> Material shown:
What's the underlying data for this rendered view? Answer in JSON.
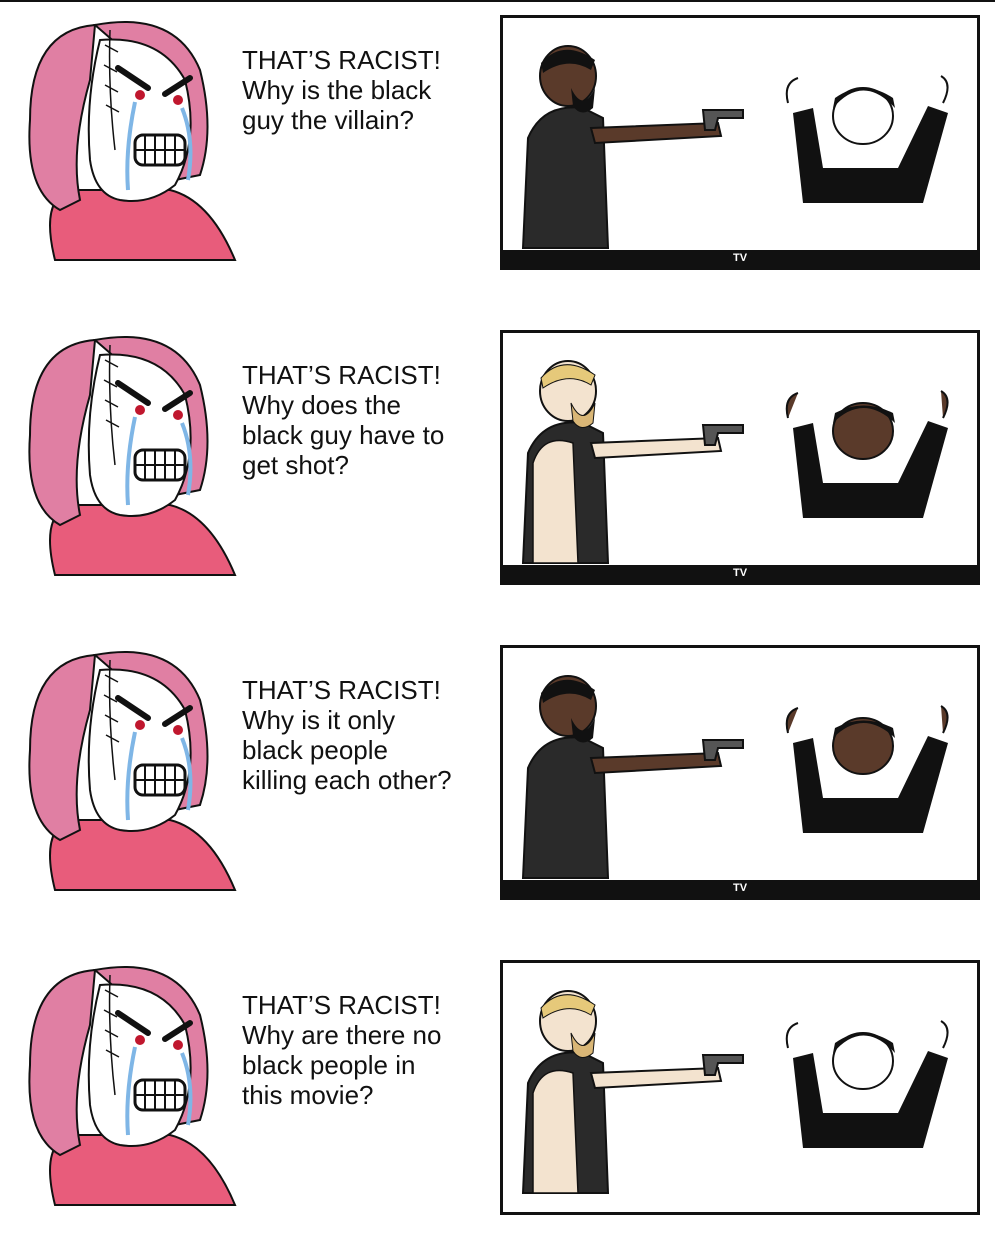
{
  "panels": [
    {
      "caption": [
        "THAT’S RACIST!",
        "Why is the black",
        "guy the villain?"
      ],
      "tv_label": "TV",
      "shooter_skin": "#5a3a2a",
      "target_skin": "#ffffff",
      "shooter_type": "dark",
      "target_type": "wojak"
    },
    {
      "caption": [
        "THAT’S RACIST!",
        "Why does the",
        "black guy have to",
        "get shot?"
      ],
      "tv_label": "TV",
      "shooter_skin": "#f3e3cf",
      "target_skin": "#5a3a2a",
      "shooter_type": "light",
      "target_type": "dark"
    },
    {
      "caption": [
        "THAT’S RACIST!",
        "Why is it only",
        "black people",
        "killing each other?"
      ],
      "tv_label": "TV",
      "shooter_skin": "#5a3a2a",
      "target_skin": "#5a3a2a",
      "shooter_type": "dark",
      "target_type": "dark"
    },
    {
      "caption": [
        "THAT’S RACIST!",
        "Why are there no",
        "black people in",
        "this movie?"
      ],
      "tv_label": "TV",
      "shooter_skin": "#f3e3cf",
      "target_skin": "#ffffff",
      "shooter_type": "light",
      "target_type": "wojak"
    }
  ],
  "colors": {
    "hair": "#e07fa3",
    "shirt": "#e85c7b",
    "tears": "#7fb6e6",
    "ink": "#111111"
  }
}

> Written request: Write out the entries again, exactly as given, skipping any images.

> Task answer:
What's the underlying data for this rendered view? Answer in JSON.
{
  "panels": [
    {
      "caption": [
        "THAT’S RACIST!",
        "Why is the black",
        "guy the villain?"
      ],
      "tv_label": "TV",
      "shooter_skin": "#5a3a2a",
      "target_skin": "#ffffff",
      "shooter_type": "dark",
      "target_type": "wojak"
    },
    {
      "caption": [
        "THAT’S RACIST!",
        "Why does the",
        "black guy have to",
        "get shot?"
      ],
      "tv_label": "TV",
      "shooter_skin": "#f3e3cf",
      "target_skin": "#5a3a2a",
      "shooter_type": "light",
      "target_type": "dark"
    },
    {
      "caption": [
        "THAT’S RACIST!",
        "Why is it only",
        "black people",
        "killing each other?"
      ],
      "tv_label": "TV",
      "shooter_skin": "#5a3a2a",
      "target_skin": "#5a3a2a",
      "shooter_type": "dark",
      "target_type": "dark"
    },
    {
      "caption": [
        "THAT’S RACIST!",
        "Why are there no",
        "black people in",
        "this movie?"
      ],
      "tv_label": "TV",
      "shooter_skin": "#f3e3cf",
      "target_skin": "#ffffff",
      "shooter_type": "light",
      "target_type": "wojak"
    }
  ],
  "colors": {
    "hair": "#e07fa3",
    "shirt": "#e85c7b",
    "tears": "#7fb6e6",
    "ink": "#111111"
  }
}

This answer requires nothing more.